Exercise prompt
Copy all records verbatim.

Excerpted data
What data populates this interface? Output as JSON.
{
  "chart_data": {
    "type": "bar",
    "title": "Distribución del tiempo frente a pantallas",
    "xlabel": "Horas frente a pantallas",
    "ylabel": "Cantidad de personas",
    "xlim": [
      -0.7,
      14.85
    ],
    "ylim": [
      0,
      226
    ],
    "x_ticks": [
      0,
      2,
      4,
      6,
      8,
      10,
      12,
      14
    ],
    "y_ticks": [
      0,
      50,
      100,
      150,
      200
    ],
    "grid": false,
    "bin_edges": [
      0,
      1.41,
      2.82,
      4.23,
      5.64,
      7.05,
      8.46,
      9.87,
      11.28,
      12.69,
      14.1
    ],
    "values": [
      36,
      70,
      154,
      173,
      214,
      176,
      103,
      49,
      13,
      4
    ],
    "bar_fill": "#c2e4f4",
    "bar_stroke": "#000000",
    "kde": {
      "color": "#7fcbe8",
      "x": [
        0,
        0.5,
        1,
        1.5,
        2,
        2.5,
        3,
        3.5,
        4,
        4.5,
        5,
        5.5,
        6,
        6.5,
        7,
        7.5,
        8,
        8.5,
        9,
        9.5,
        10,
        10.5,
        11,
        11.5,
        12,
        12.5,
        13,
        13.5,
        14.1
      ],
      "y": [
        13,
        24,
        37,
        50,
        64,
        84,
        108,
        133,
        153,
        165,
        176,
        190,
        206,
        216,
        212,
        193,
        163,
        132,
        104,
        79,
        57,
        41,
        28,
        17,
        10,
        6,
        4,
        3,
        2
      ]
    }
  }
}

Complete answer
What data populates this interface? Output as JSON.
{
  "chart_data": {
    "type": "bar",
    "title": "Distribución del tiempo frente a pantallas",
    "xlabel": "Horas frente a pantallas",
    "ylabel": "Cantidad de personas",
    "xlim": [
      -0.7,
      14.85
    ],
    "ylim": [
      0,
      226
    ],
    "x_ticks": [
      0,
      2,
      4,
      6,
      8,
      10,
      12,
      14
    ],
    "y_ticks": [
      0,
      50,
      100,
      150,
      200
    ],
    "grid": false,
    "bin_edges": [
      0,
      1.41,
      2.82,
      4.23,
      5.64,
      7.05,
      8.46,
      9.87,
      11.28,
      12.69,
      14.1
    ],
    "values": [
      36,
      70,
      154,
      173,
      214,
      176,
      103,
      49,
      13,
      4
    ],
    "bar_fill": "#c2e4f4",
    "bar_stroke": "#000000",
    "kde": {
      "color": "#7fcbe8",
      "x": [
        0,
        0.5,
        1,
        1.5,
        2,
        2.5,
        3,
        3.5,
        4,
        4.5,
        5,
        5.5,
        6,
        6.5,
        7,
        7.5,
        8,
        8.5,
        9,
        9.5,
        10,
        10.5,
        11,
        11.5,
        12,
        12.5,
        13,
        13.5,
        14.1
      ],
      "y": [
        13,
        24,
        37,
        50,
        64,
        84,
        108,
        133,
        153,
        165,
        176,
        190,
        206,
        216,
        212,
        193,
        163,
        132,
        104,
        79,
        57,
        41,
        28,
        17,
        10,
        6,
        4,
        3,
        2
      ]
    }
  }
}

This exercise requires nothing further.